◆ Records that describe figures
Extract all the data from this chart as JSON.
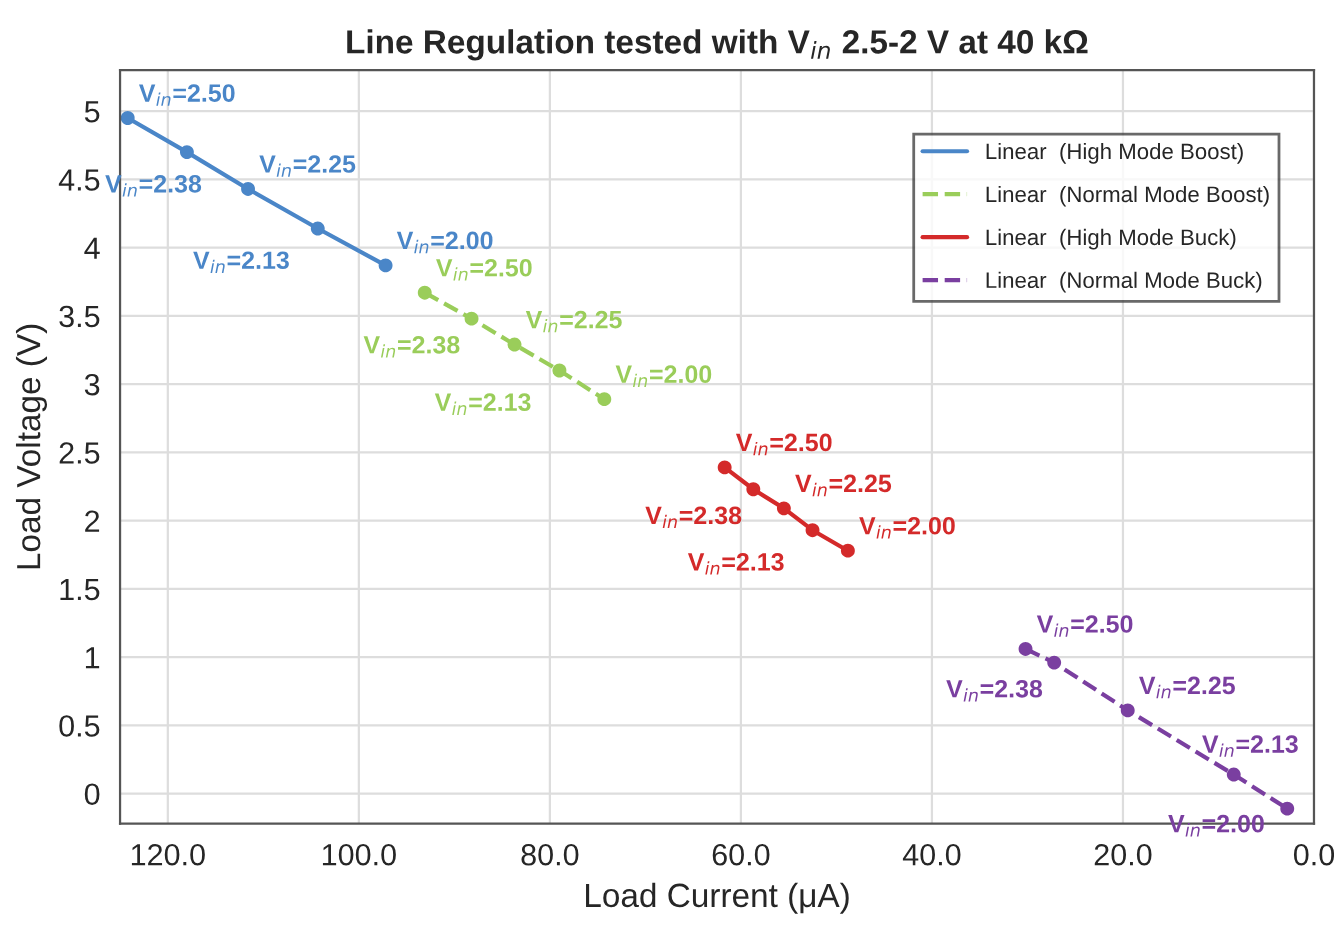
{
  "chart_data": {
    "type": "line",
    "title": "Line Regulation tested with V$_{in}$ 2.5-2 V at 40 kΩ",
    "xlabel": "Load Current (μA)",
    "ylabel": "Load Voltage (V)",
    "xlim": [
      125,
      0
    ],
    "ylim": [
      -0.22,
      5.3
    ],
    "xticks": [
      {
        "value": 120,
        "label": "120.0"
      },
      {
        "value": 100,
        "label": "100.0"
      },
      {
        "value": 80,
        "label": "80.0"
      },
      {
        "value": 60,
        "label": "60.0"
      },
      {
        "value": 40,
        "label": "40.0"
      },
      {
        "value": 20,
        "label": "20.0"
      },
      {
        "value": 0,
        "label": "0.0"
      }
    ],
    "yticks": [
      0,
      0.5,
      1,
      1.5,
      2,
      2.5,
      3,
      3.5,
      4,
      4.5,
      5
    ],
    "grid": true,
    "legend": "top right",
    "marker": "circle",
    "series": [
      {
        "name": "Linear  (High Mode Boost)",
        "color": "#4a86c8",
        "line_style": "solid",
        "x": [
          124.2,
          118.0,
          111.6,
          104.3,
          97.2
        ],
        "values": [
          4.95,
          4.7,
          4.43,
          4.14,
          3.87
        ]
      },
      {
        "name": "Linear  (Normal Mode Boost)",
        "color": "#9acd5a",
        "line_style": "dashed",
        "x": [
          93.1,
          88.2,
          83.7,
          79.0,
          74.3
        ],
        "values": [
          3.67,
          3.48,
          3.29,
          3.1,
          2.89
        ]
      },
      {
        "name": "Linear  (High Mode Buck)",
        "color": "#d42a2a",
        "line_style": "solid",
        "x": [
          61.7,
          58.7,
          55.5,
          52.5,
          48.8
        ],
        "values": [
          2.39,
          2.23,
          2.09,
          1.93,
          1.78
        ]
      },
      {
        "name": "Linear  (Normal Mode Buck)",
        "color": "#7a3fa0",
        "line_style": "dashed",
        "x": [
          30.2,
          27.2,
          19.5,
          8.4,
          2.8
        ],
        "values": [
          1.06,
          0.96,
          0.61,
          0.14,
          -0.11
        ]
      }
    ],
    "annotations": [
      {
        "text": "V$_{in}$=2.50",
        "x": 124.2,
        "y": 4.95
      },
      {
        "text": "V$_{in}$=2.38",
        "x": 118.0,
        "y": 4.7
      },
      {
        "text": "V$_{in}$=2.25",
        "x": 111.6,
        "y": 4.43
      },
      {
        "text": "V$_{in}$=2.13",
        "x": 104.3,
        "y": 4.14
      },
      {
        "text": "V$_{in}$=2.00",
        "x": 97.2,
        "y": 3.87
      },
      {
        "text": "V$_{in}$=2.50",
        "x": 93.1,
        "y": 3.67
      },
      {
        "text": "V$_{in}$=2.38",
        "x": 88.2,
        "y": 3.48
      },
      {
        "text": "V$_{in}$=2.25",
        "x": 83.7,
        "y": 3.29
      },
      {
        "text": "V$_{in}$=2.13",
        "x": 79.0,
        "y": 3.1
      },
      {
        "text": "V$_{in}$=2.00",
        "x": 74.3,
        "y": 2.89
      },
      {
        "text": "V$_{in}$=2.50",
        "x": 61.7,
        "y": 2.39
      },
      {
        "text": "V$_{in}$=2.38",
        "x": 58.7,
        "y": 2.23
      },
      {
        "text": "V$_{in}$=2.25",
        "x": 55.5,
        "y": 2.09
      },
      {
        "text": "V$_{in}$=2.13",
        "x": 52.5,
        "y": 1.93
      },
      {
        "text": "V$_{in}$=2.00",
        "x": 48.8,
        "y": 1.78
      },
      {
        "text": "V$_{in}$=2.50",
        "x": 30.2,
        "y": 1.06
      },
      {
        "text": "V$_{in}$=2.38",
        "x": 27.2,
        "y": 0.96
      },
      {
        "text": "V$_{in}$=2.25",
        "x": 19.5,
        "y": 0.61
      },
      {
        "text": "V$_{in}$=2.13",
        "x": 8.4,
        "y": 0.14
      },
      {
        "text": "V$_{in}$=2.00",
        "x": 2.8,
        "y": -0.11
      }
    ]
  }
}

◆ Brief
Find the lines containing "Normal" and list every one of them.

◆ Correct answer
        "name": "Linear  (Normal Mode Boost)",
        "name": "Linear  (Normal Mode Buck)",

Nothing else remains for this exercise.